**PAGE TEXT:**
*-*-*

Then run "top -Uroot".  The sleep process is listed as having a NICE value
of -111.  Other values besides 31 produce the same result.
>Fix:
      My guess is that it's probably in /usr/src/usr.bin/top/machine.c about line 747 or so, but I haven't had time to dig into it.
>Release-Note:
>Audit-Trail:

From: Bruce Evans <bde@zeta.org.au>
To: "J. Porter Clark" <jpc@drum.msfc.nasa.gov>
Cc: freebsd-gnats-submit@FreeBSD.org, freebsd-i386@FreeBSD.org
Subject: Re: i386/73328: top shows NICE as -111 on processes started by idprio
Date: Sun, 31 Oct 2004 23:15:43 +1100 (EST)

 On Sat, 30 Oct 2004, J. Porter Clark wrote:
 
 > >Description:
 >       The "top" program shows a NICE value of -111 for programs started by
 > idprio 31.  On 4.X, the "correct" value of 52 is shown.
 > >How-To-Repeat:
 >       As root, run "idprio 31 sleep 500 &".
 > Then run "top -Uroot".  The sleep process is listed as having a NICE value
 > of -111.  Other values besides 31 produce the same result.
 > >Fix:
 >       My guess is that it's probably in /usr/src/usr.bin/top/machine.c about line 747 or so, but I haven't had time to dig into it.
 
 I use this fix.  It may be out of date, and the comments about the "base"
 priority are too verbose and not quite right.
 
 %%%
 Index: machine.c
 ===================================================================
 RCS file: /home/ncvs/src/usr.bin/top/machine.c,v
 retrieving revision 1.51
 diff -u -2 -r1.51 machine.c
 --- machine.c	6 Jun 2004 19:59:06 -0000	1.51
 +++ machine.c	7 Jun 2004 04:37:20 -0000
 @@ -573,18 +573,67 @@
  	    smpmode ? smp_Proc_format : up_Proc_format,
  	    pp->ki_pid,
 -	    namelength, namelength,
 -	    (*get_userid)(pp->ki_ruid),
 -	    pp->ki_pri.pri_level - PZERO,
 -
 -	    /*
 -	     * normal time      -> nice value -20 - +20
 -	     * real time 0 - 31 -> nice value -52 - -21
 -	     * idle time 0 - 31 -> nice value +21 - +52
 +	    namelength, namelength, (*get_userid)(pp->ki_ruid),
 +  	    pp->ki_pri.pri_level - PZERO,
 +	    /*-
 +	     * Mapping from various disorganized priority schemes to ordered
 +	     * pseudo-nice values:
 +	     *
 +	     * interrupt thread        base pri  0 - 63   -> nice -180 - -117
 +	     * top half kernel thread  base pri  64 - 127 -> nice -116 -  -53
 +	     * realtime user threads   rtprio    0 - 31   -> nice  -52 -  -21
 +	     * normal user threads     nice     -20 - +20 -> nice  -20 -  +20
 +	     * idle user threads       idprio    0 - 31   -> nice  +21 -  +52
 +	     *
 +	     * The number of interest is really the "base" priority of the
 +	     * process, not the niceness of the process directly.  The base
 +	     * priority should be what is is td->td_base_pri in the kernel,
 +	     * which is ki_pri.pri_native here.  In practice, that can't
 +	     * be used directly and the workarounds are complicated because
 +	     * of the following bugs:
 +	     *     o td->td_base_pri is changed by priority propagation and
 +	     *       not even restored.  Thus it cannot be used to determine
 +	     *       the priority class.  The other priorities in k_pri can
 +	     *       be used for this, but they are set inconsistently too so
 +	     *       there is no one place that determines the correct base
 +	     *       priority.

*-*-*

**RECORDED DATA:**
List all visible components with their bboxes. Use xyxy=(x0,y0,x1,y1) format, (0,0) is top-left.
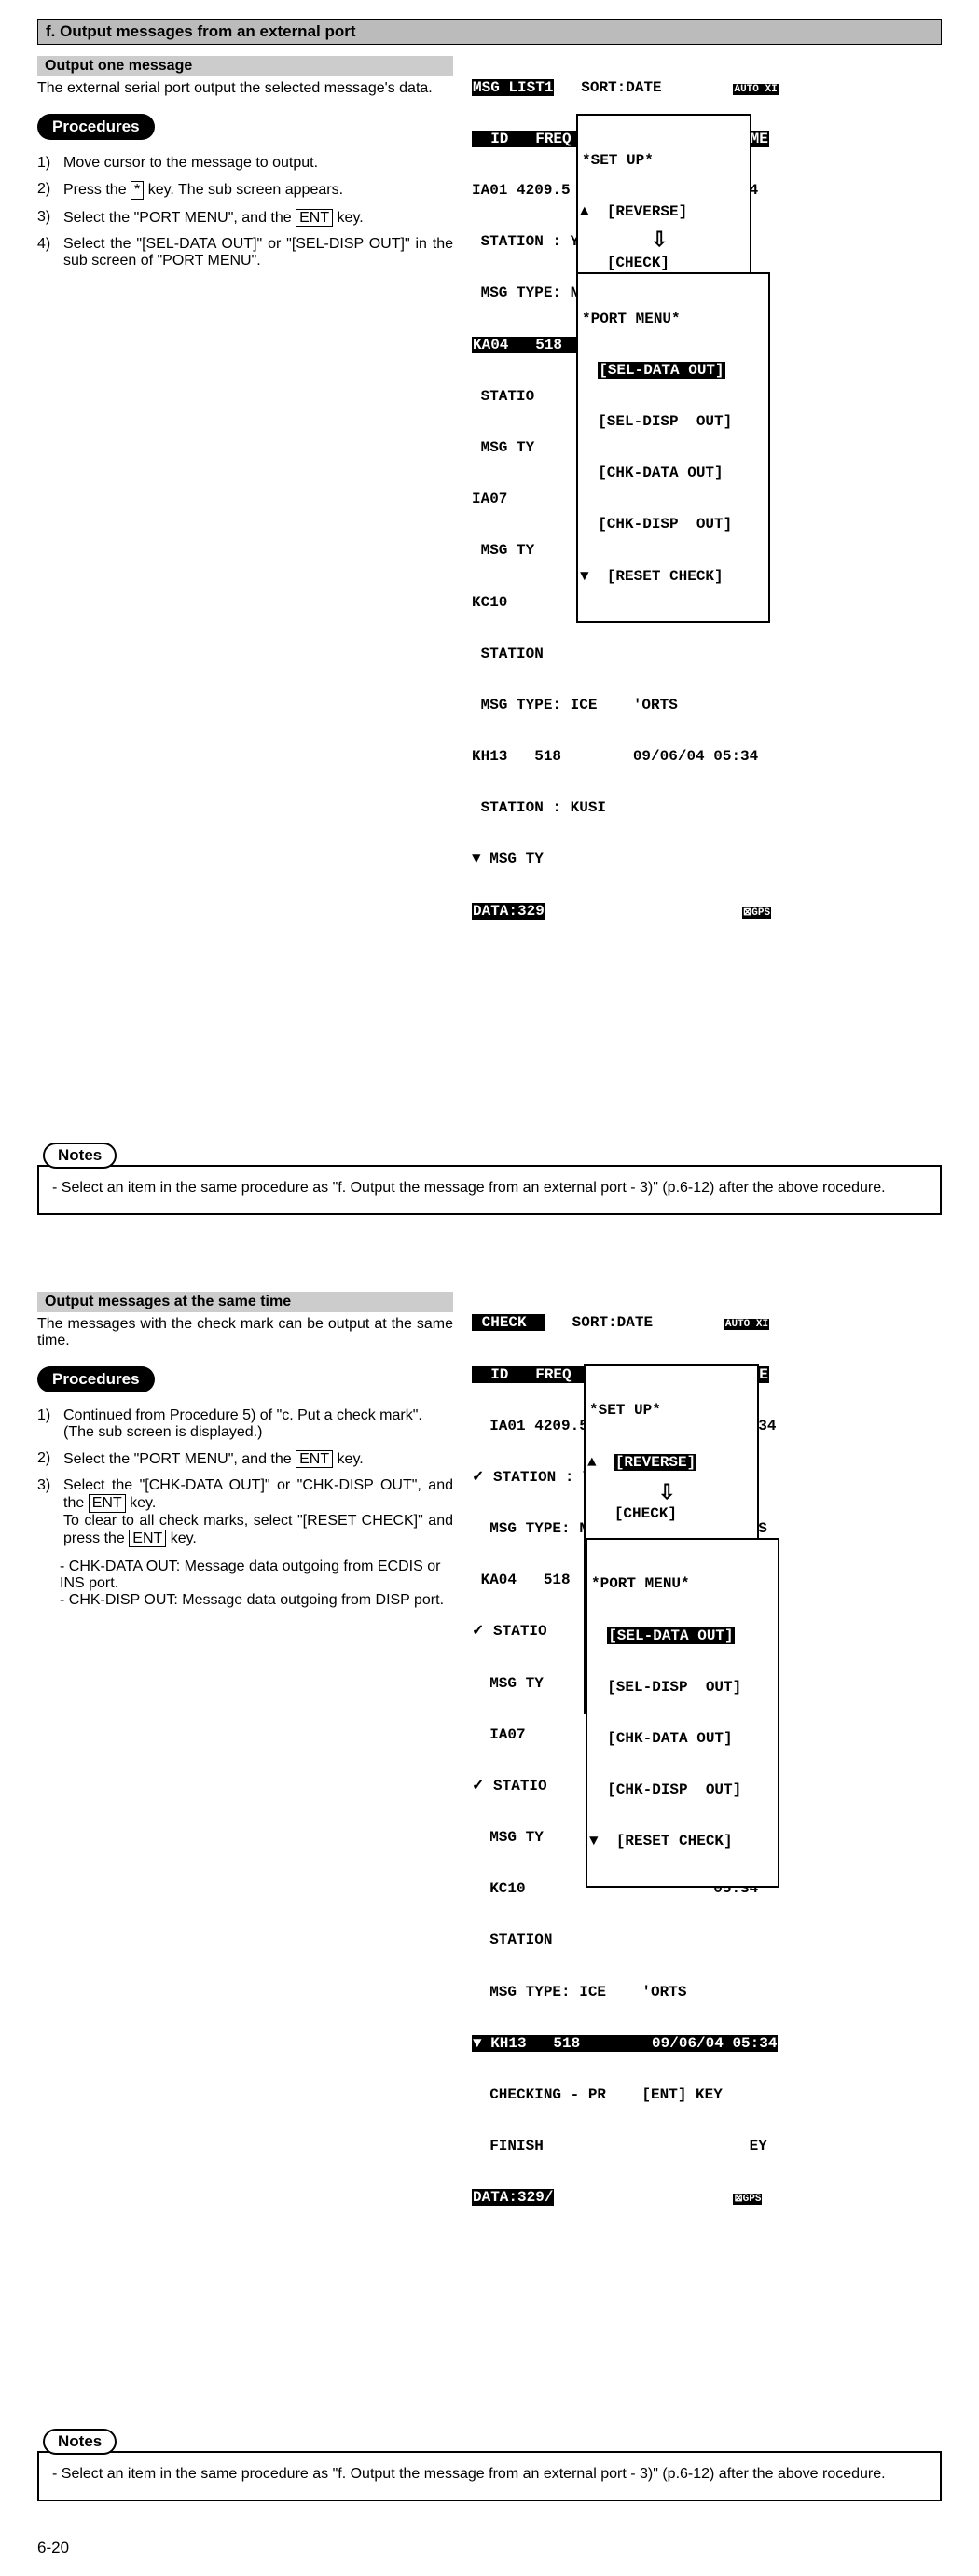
step-text: Select the "PORT MENU", and the ENT key. xyxy=(63,1450,453,1469)
key-ent: ENT xyxy=(129,1530,166,1548)
badge-gps: ⊠GPS xyxy=(733,2194,762,2205)
intro-2: The messages with the check mark can be … xyxy=(37,1316,453,1350)
step-num: 2) xyxy=(37,1450,63,1469)
key-ent: ENT xyxy=(89,1494,126,1513)
notes-text-1: - Select an item in the same procedure a… xyxy=(52,1180,931,1197)
step-text: Select the "[CHK-DATA OUT]" or "CHK-DISP… xyxy=(63,1477,453,1547)
section-title: f. Output messages from an external port xyxy=(37,19,942,45)
post-step-1: - CHK-DATA OUT: Message data outgoing fr… xyxy=(60,1558,453,1592)
screen-2: CHECK SORT:DATE AUTO XI ID FREQ LINES DA… xyxy=(472,1281,947,2413)
popup-item-selected: [SEL-DATA OUT] xyxy=(598,362,724,379)
arrow-down-icon: ⇩ xyxy=(651,229,668,253)
step-num: 1) xyxy=(37,155,63,172)
notes-text-2: - Select an item in the same procedure a… xyxy=(52,2466,931,2483)
step-text: Select the "PORT MENU", and the ENT key. xyxy=(63,209,453,228)
sub-title-2: Output messages at the same time xyxy=(37,1292,453,1312)
step-num: 3) xyxy=(37,209,63,228)
procedures-label-1: Procedures xyxy=(37,114,155,140)
key-ent: ENT xyxy=(296,209,333,228)
step-num: 1) xyxy=(37,1407,63,1441)
key-ent: ENT xyxy=(296,1450,333,1469)
post-step-2: - CHK-DISP OUT: Message data outgoing fr… xyxy=(60,1592,453,1609)
intro-1: The external serial port output the sele… xyxy=(37,80,453,97)
popup-item-selected: [SEL-DATA OUT] xyxy=(607,1627,734,1644)
screen-1: MSG LIST1 SORT:DATE AUTO XI ID FREQ LINE… xyxy=(472,45,947,1126)
notes-label-1: Notes xyxy=(43,1143,117,1169)
step-num: 2) xyxy=(37,181,63,200)
arrow-down-icon: ⇩ xyxy=(658,1482,675,1505)
key-star: * xyxy=(131,181,144,200)
page-number: 6-20 xyxy=(37,2539,69,2557)
popup-item-selected: [REVERSE] xyxy=(614,1454,696,1471)
step-num: 3) xyxy=(37,1477,63,1547)
badge-auto: AUTO XI xyxy=(724,1319,769,1330)
procedures-label-2: Procedures xyxy=(37,1366,155,1392)
popup-port-menu: *PORT MENU* [SEL-DATA OUT] [SEL-DISP OUT… xyxy=(576,272,770,623)
popup-port-menu-2: *PORT MENU* [SEL-DATA OUT] [SEL-DISP OUT… xyxy=(586,1538,779,1889)
step-num: 4) xyxy=(37,236,63,270)
badge-auto: AUTO XI xyxy=(733,84,778,95)
sub-title-1: Output one message xyxy=(37,56,453,76)
step-text: Move cursor to the message to output. xyxy=(63,155,453,172)
notes-label-2: Notes xyxy=(43,2429,117,2455)
step-text: Select the "[SEL-DATA OUT]" or "[SEL-DIS… xyxy=(63,236,453,270)
step-text: Continued from Procedure 5) of "c. Put a… xyxy=(63,1407,453,1441)
badge-gps: ⊠GPS xyxy=(742,907,771,919)
step-text: Press the * key. The sub screen appears. xyxy=(63,181,453,200)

*-*-*

**SHORT PROBLEM 1:** From the top bug report, list every kind of thread named in the comment that begins "Mapping from various disorganized priority schemes".
**SHORT PROBLEM 2:** Please carry the top bug report on past its last sentence.

**OUTPUT 1:**
interrupt thread
top half kernel thread
realtime user threads
normal user threads
idle user threads

**OUTPUT 2:**
 +	     *     o td->td_base_pri is not set to a useful value for normal
 +	     *       user threads.  It is initialized to 0 and only changed
 +	     *       by priority propagation.  Workaround: use the actual
 +	     *       nice value for the "base priority" of normal user
 +	     *       threads.
 +	     *     o kg->kg_user_pri (pri_user here) is not set to a useful
 +	     *       value for kernel threads.  It is initialized to PUSER
 +	     *       and never changed.  Something like it should be used
 +	     *       for all classes of threads to hold the previous priority
 +	     *       during priority propagation.  Then there might not need
 +	     *       to be a special variable for the user -> kernel
 +	     *       transitions (which are a type of priority propagation).
 +	     *       I think a stack of such variables is needed in general
 +	     *       though -- kg->kg_user_pri is special because it is at
 +	     *       the top.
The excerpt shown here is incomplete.